══ Source material ══
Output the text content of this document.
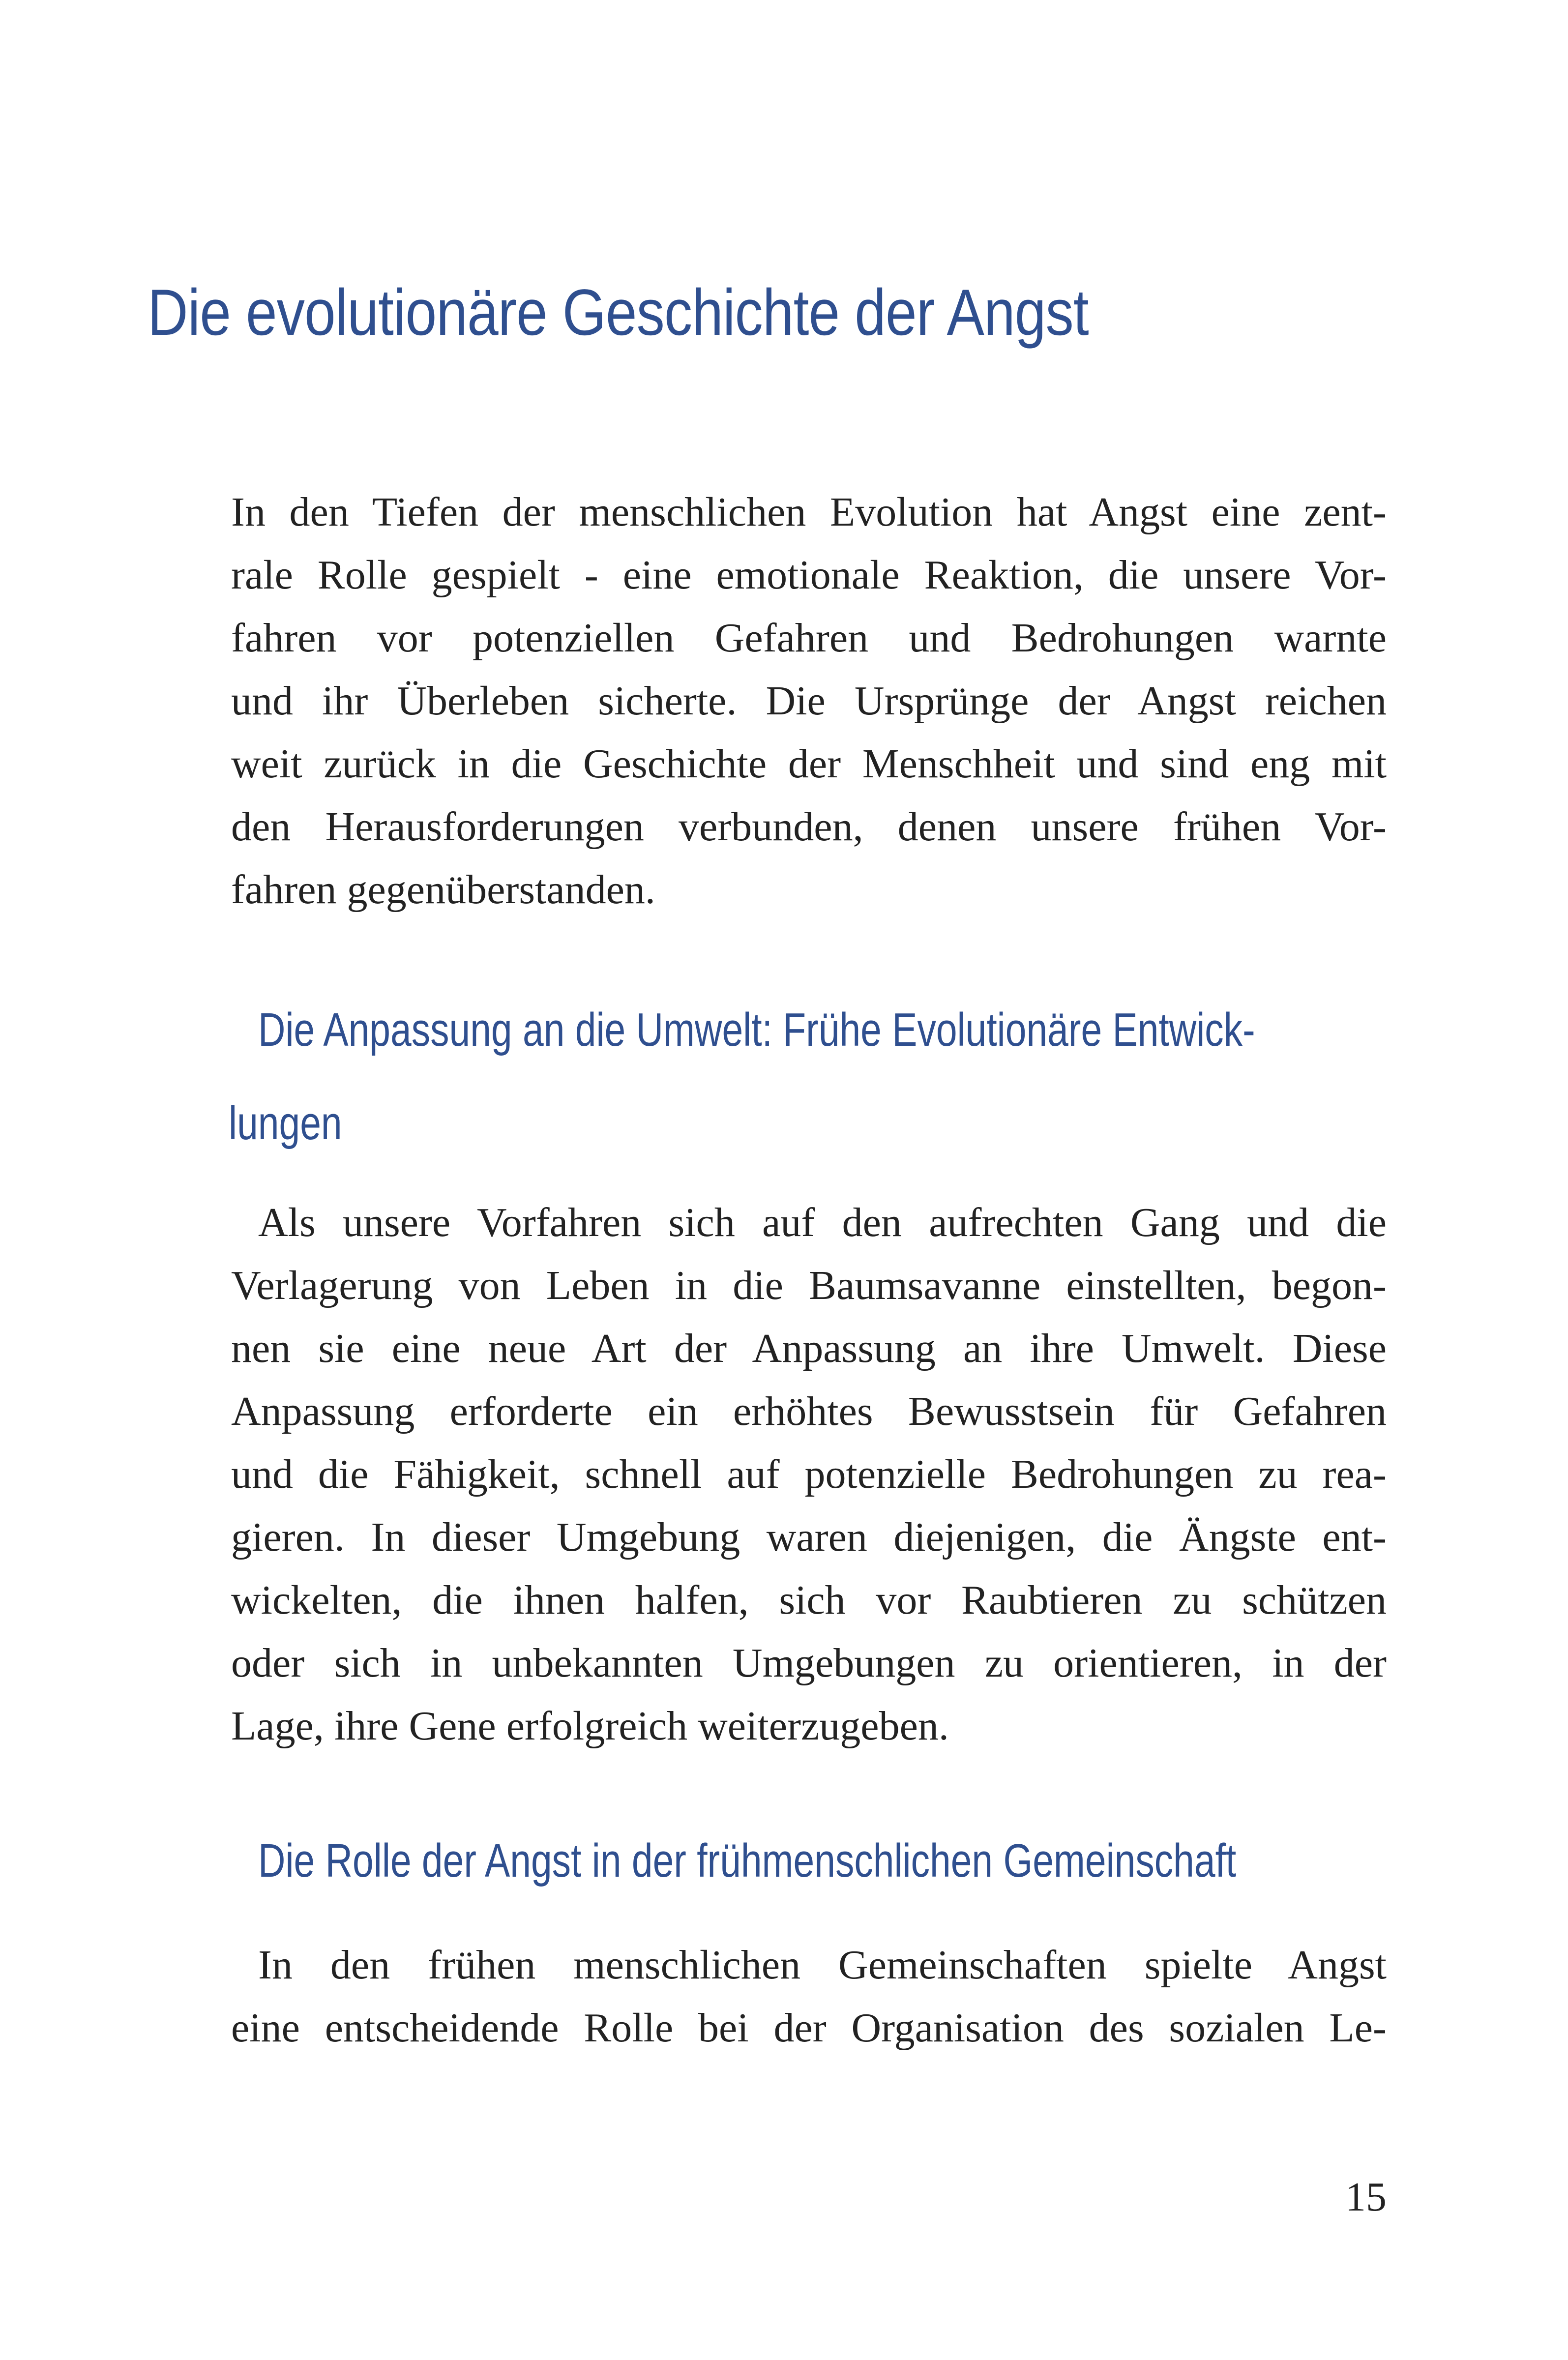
Die evolutionäre Geschichte der Angst

In den Tiefen der menschlichen Evolution hat Angst eine zent-

rale Rolle gespielt - eine emotionale Reaktion, die unsere Vor-

fahren vor potenziellen Gefahren und Bedrohungen warnte

und ihr Überleben sicherte. Die Ursprünge der Angst reichen

weit zurück in die Geschichte der Menschheit und sind eng mit

den Herausforderungen verbunden, denen unsere frühen Vor-

fahren gegenüberstanden.

Die Anpassung an die Umwelt: Frühe Evolutionäre Entwick-
lungen

Als unsere Vorfahren sich auf den aufrechten Gang und die

Verlagerung von Leben in die Baumsavanne einstellten, begon-

nen sie eine neue Art der Anpassung an ihre Umwelt. Diese

Anpassung erforderte ein erhöhtes Bewusstsein für Gefahren

und die Fähigkeit, schnell auf potenzielle Bedrohungen zu rea-

gieren. In dieser Umgebung waren diejenigen, die Ängste ent-

wickelten, die ihnen halfen, sich vor Raubtieren zu schützen

oder sich in unbekannten Umgebungen zu orientieren, in der

Lage, ihre Gene erfolgreich weiterzugeben.

Die Rolle der Angst in der frühmenschlichen Gemeinschaft

In den frühen menschlichen Gemeinschaften spielte Angst

eine entscheidende Rolle bei der Organisation des sozialen Le-

15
═══
- Assigned task: Leave out the pictures; repeat the data exactly.

- Solution to this problem:
Output the text content of this document.
Die evolutionäre Geschichte der Angst

In den Tiefen der menschlichen Evolution hat Angst eine zent-

rale Rolle gespielt - eine emotionale Reaktion, die unsere Vor-

fahren vor potenziellen Gefahren und Bedrohungen warnte

und ihr Überleben sicherte. Die Ursprünge der Angst reichen

weit zurück in die Geschichte der Menschheit und sind eng mit

den Herausforderungen verbunden, denen unsere frühen Vor-

fahren gegenüberstanden.

Die Anpassung an die Umwelt: Frühe Evolutionäre Entwick-
lungen

Als unsere Vorfahren sich auf den aufrechten Gang und die

Verlagerung von Leben in die Baumsavanne einstellten, begon-

nen sie eine neue Art der Anpassung an ihre Umwelt. Diese

Anpassung erforderte ein erhöhtes Bewusstsein für Gefahren

und die Fähigkeit, schnell auf potenzielle Bedrohungen zu rea-

gieren. In dieser Umgebung waren diejenigen, die Ängste ent-

wickelten, die ihnen halfen, sich vor Raubtieren zu schützen

oder sich in unbekannten Umgebungen zu orientieren, in der

Lage, ihre Gene erfolgreich weiterzugeben.

Die Rolle der Angst in der frühmenschlichen Gemeinschaft

In den frühen menschlichen Gemeinschaften spielte Angst

eine entscheidende Rolle bei der Organisation des sozialen Le-

15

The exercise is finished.